WHAT TO WORK ON: Go through the records and give each one again exactly.

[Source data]
⟨

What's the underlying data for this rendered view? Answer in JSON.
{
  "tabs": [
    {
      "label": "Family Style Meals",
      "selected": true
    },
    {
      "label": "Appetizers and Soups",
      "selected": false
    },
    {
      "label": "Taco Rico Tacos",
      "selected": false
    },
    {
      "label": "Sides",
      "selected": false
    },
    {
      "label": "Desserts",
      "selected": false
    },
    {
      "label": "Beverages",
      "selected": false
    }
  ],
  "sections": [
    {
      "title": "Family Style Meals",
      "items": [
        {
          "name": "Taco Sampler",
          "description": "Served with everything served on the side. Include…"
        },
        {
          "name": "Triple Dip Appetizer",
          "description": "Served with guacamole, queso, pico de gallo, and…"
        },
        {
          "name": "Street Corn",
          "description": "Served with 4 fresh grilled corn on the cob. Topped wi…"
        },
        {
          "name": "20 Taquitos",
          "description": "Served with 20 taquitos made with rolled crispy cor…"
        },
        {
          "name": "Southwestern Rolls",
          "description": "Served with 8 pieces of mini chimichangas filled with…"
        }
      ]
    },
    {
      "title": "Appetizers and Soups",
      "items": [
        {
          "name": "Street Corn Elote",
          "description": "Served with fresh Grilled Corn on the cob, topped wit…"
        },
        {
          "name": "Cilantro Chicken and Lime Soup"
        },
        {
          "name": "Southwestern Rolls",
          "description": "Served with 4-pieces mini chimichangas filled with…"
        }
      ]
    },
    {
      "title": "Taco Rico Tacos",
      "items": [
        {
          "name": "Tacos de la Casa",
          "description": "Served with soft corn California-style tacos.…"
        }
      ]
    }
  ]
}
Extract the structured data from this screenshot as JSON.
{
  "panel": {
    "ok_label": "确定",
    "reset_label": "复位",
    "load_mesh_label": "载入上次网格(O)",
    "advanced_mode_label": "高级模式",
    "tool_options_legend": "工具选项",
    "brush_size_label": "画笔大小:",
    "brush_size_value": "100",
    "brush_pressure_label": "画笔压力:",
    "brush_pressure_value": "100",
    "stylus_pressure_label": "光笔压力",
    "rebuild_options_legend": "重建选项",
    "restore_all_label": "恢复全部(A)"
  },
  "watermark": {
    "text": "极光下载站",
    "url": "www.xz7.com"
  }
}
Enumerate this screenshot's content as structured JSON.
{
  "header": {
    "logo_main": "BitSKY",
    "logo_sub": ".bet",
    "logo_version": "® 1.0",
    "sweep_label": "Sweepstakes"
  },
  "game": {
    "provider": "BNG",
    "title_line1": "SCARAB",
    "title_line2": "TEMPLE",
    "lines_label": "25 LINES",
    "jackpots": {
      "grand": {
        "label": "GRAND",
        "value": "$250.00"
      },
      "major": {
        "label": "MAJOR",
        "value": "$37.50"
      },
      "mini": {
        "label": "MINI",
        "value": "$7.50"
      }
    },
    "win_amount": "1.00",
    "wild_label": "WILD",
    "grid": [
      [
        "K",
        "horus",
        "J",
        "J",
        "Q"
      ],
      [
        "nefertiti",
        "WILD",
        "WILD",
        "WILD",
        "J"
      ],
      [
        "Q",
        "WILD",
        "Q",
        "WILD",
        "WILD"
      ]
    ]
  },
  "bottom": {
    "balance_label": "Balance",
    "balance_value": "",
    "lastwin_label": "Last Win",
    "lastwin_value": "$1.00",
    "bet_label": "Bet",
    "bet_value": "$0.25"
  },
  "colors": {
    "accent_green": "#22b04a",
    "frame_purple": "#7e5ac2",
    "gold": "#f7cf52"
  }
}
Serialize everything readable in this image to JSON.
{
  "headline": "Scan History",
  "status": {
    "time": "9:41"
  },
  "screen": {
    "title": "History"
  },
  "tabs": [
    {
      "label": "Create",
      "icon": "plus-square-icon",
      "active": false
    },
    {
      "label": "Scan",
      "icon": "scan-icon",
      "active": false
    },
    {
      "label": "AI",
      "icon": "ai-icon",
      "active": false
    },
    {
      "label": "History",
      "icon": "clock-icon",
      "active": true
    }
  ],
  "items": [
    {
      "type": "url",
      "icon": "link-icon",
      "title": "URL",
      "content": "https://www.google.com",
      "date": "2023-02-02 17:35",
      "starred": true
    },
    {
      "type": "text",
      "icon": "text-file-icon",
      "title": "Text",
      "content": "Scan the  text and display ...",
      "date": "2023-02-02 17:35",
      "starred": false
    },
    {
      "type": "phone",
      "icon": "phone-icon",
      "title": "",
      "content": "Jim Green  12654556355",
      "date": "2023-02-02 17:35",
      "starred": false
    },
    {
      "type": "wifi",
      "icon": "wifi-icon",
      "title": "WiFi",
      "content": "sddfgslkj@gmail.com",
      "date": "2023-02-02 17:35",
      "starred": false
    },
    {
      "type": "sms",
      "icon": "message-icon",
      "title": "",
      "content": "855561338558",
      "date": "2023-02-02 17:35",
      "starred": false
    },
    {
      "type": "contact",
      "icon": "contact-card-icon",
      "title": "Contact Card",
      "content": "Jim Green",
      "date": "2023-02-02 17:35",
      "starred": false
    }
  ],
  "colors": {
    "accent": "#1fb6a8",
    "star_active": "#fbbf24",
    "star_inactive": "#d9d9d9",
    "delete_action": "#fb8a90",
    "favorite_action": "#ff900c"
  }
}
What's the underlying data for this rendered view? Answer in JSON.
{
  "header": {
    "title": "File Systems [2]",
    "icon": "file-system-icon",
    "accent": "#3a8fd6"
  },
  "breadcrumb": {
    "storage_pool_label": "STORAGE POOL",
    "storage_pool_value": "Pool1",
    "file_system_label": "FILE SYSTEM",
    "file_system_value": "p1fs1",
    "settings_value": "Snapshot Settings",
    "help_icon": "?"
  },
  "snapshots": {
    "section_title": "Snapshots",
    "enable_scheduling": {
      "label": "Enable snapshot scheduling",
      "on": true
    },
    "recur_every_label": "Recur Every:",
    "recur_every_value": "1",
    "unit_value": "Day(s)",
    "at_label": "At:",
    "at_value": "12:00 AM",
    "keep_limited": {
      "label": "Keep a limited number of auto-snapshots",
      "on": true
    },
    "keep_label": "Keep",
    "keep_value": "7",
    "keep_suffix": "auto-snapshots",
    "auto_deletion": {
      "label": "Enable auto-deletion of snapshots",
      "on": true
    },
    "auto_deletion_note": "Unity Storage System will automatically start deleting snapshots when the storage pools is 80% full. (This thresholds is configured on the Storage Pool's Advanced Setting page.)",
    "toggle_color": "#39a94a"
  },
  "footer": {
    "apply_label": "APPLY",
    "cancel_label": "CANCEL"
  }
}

⟩

RESPONSE TO THIS EXERCISE:
What's the underlying data for this rendered view? Answer in JSON.
{
  "tabs": [
    {
      "label": "Family Style Meals",
      "selected": true
    },
    {
      "label": "Appetizers and Soups",
      "selected": false
    },
    {
      "label": "Taco Rico Tacos",
      "selected": false
    },
    {
      "label": "Sides",
      "selected": false
    },
    {
      "label": "Desserts",
      "selected": false
    },
    {
      "label": "Beverages",
      "selected": false
    }
  ],
  "sections": [
    {
      "title": "Family Style Meals",
      "items": [
        {
          "name": "Taco Sampler",
          "description": "Served with everything served on the side. Include…"
        },
        {
          "name": "Triple Dip Appetizer",
          "description": "Served with guacamole, queso, pico de gallo, and…"
        },
        {
          "name": "Street Corn",
          "description": "Served with 4 fresh grilled corn on the cob. Topped wi…"
        },
        {
          "name": "20 Taquitos",
          "description": "Served with 20 taquitos made with rolled crispy cor…"
        },
        {
          "name": "Southwestern Rolls",
          "description": "Served with 8 pieces of mini chimichangas filled with…"
        }
      ]
    },
    {
      "title": "Appetizers and Soups",
      "items": [
        {
          "name": "Street Corn Elote",
          "description": "Served with fresh Grilled Corn on the cob, topped wit…"
        },
        {
          "name": "Cilantro Chicken and Lime Soup"
        },
        {
          "name": "Southwestern Rolls",
          "description": "Served with 4-pieces mini chimichangas filled with…"
        }
      ]
    },
    {
      "title": "Taco Rico Tacos",
      "items": [
        {
          "name": "Tacos de la Casa",
          "description": "Served with soft corn California-style tacos.…"
        }
      ]
    }
  ]
}
Extract the structured data from this screenshot as JSON.
{
  "panel": {
    "ok_label": "确定",
    "reset_label": "复位",
    "load_mesh_label": "载入上次网格(O)",
    "advanced_mode_label": "高级模式",
    "tool_options_legend": "工具选项",
    "brush_size_label": "画笔大小:",
    "brush_size_value": "100",
    "brush_pressure_label": "画笔压力:",
    "brush_pressure_value": "100",
    "stylus_pressure_label": "光笔压力",
    "rebuild_options_legend": "重建选项",
    "restore_all_label": "恢复全部(A)"
  },
  "watermark": {
    "text": "极光下载站",
    "url": "www.xz7.com"
  }
}
Enumerate this screenshot's content as structured JSON.
{
  "header": {
    "logo_main": "BitSKY",
    "logo_sub": ".bet",
    "logo_version": "® 1.0",
    "sweep_label": "Sweepstakes"
  },
  "game": {
    "provider": "BNG",
    "title_line1": "SCARAB",
    "title_line2": "TEMPLE",
    "lines_label": "25 LINES",
    "jackpots": {
      "grand": {
        "label": "GRAND",
        "value": "$250.00"
      },
      "major": {
        "label": "MAJOR",
        "value": "$37.50"
      },
      "mini": {
        "label": "MINI",
        "value": "$7.50"
      }
    },
    "win_amount": "1.00",
    "wild_label": "WILD",
    "grid": [
      [
        "K",
        "horus",
        "J",
        "J",
        "Q"
      ],
      [
        "nefertiti",
        "WILD",
        "WILD",
        "WILD",
        "J"
      ],
      [
        "Q",
        "WILD",
        "Q",
        "WILD",
        "WILD"
      ]
    ]
  },
  "bottom": {
    "balance_label": "Balance",
    "balance_value": "",
    "lastwin_label": "Last Win",
    "lastwin_value": "$1.00",
    "bet_label": "Bet",
    "bet_value": "$0.25"
  },
  "colors": {
    "accent_green": "#22b04a",
    "frame_purple": "#7e5ac2",
    "gold": "#f7cf52"
  }
}
Serialize everything readable in this image to JSON.
{
  "headline": "Scan History",
  "status": {
    "time": "9:41"
  },
  "screen": {
    "title": "History"
  },
  "tabs": [
    {
      "label": "Create",
      "icon": "plus-square-icon",
      "active": false
    },
    {
      "label": "Scan",
      "icon": "scan-icon",
      "active": false
    },
    {
      "label": "AI",
      "icon": "ai-icon",
      "active": false
    },
    {
      "label": "History",
      "icon": "clock-icon",
      "active": true
    }
  ],
  "items": [
    {
      "type": "url",
      "icon": "link-icon",
      "title": "URL",
      "content": "https://www.google.com",
      "date": "2023-02-02 17:35",
      "starred": true
    },
    {
      "type": "text",
      "icon": "text-file-icon",
      "title": "Text",
      "content": "Scan the  text and display ...",
      "date": "2023-02-02 17:35",
      "starred": false
    },
    {
      "type": "phone",
      "icon": "phone-icon",
      "title": "",
      "content": "Jim Green  12654556355",
      "date": "2023-02-02 17:35",
      "starred": false
    },
    {
      "type": "wifi",
      "icon": "wifi-icon",
      "title": "WiFi",
      "content": "sddfgslkj@gmail.com",
      "date": "2023-02-02 17:35",
      "starred": false
    },
    {
      "type": "sms",
      "icon": "message-icon",
      "title": "",
      "content": "855561338558",
      "date": "2023-02-02 17:35",
      "starred": false
    },
    {
      "type": "contact",
      "icon": "contact-card-icon",
      "title": "Contact Card",
      "content": "Jim Green",
      "date": "2023-02-02 17:35",
      "starred": false
    }
  ],
  "colors": {
    "accent": "#1fb6a8",
    "star_active": "#fbbf24",
    "star_inactive": "#d9d9d9",
    "delete_action": "#fb8a90",
    "favorite_action": "#ff900c"
  }
}
What's the underlying data for this rendered view? Answer in JSON.
{
  "header": {
    "title": "File Systems [2]",
    "icon": "file-system-icon",
    "accent": "#3a8fd6"
  },
  "breadcrumb": {
    "storage_pool_label": "STORAGE POOL",
    "storage_pool_value": "Pool1",
    "file_system_label": "FILE SYSTEM",
    "file_system_value": "p1fs1",
    "settings_value": "Snapshot Settings",
    "help_icon": "?"
  },
  "snapshots": {
    "section_title": "Snapshots",
    "enable_scheduling": {
      "label": "Enable snapshot scheduling",
      "on": true
    },
    "recur_every_label": "Recur Every:",
    "recur_every_value": "1",
    "unit_value": "Day(s)",
    "at_label": "At:",
    "at_value": "12:00 AM",
    "keep_limited": {
      "label": "Keep a limited number of auto-snapshots",
      "on": true
    },
    "keep_label": "Keep",
    "keep_value": "7",
    "keep_suffix": "auto-snapshots",
    "auto_deletion": {
      "label": "Enable auto-deletion of snapshots",
      "on": true
    },
    "auto_deletion_note": "Unity Storage System will automatically start deleting snapshots when the storage pools is 80% full. (This thresholds is configured on the Storage Pool's Advanced Setting page.)",
    "toggle_color": "#39a94a"
  },
  "footer": {
    "apply_label": "APPLY",
    "cancel_label": "CANCEL"
  }
}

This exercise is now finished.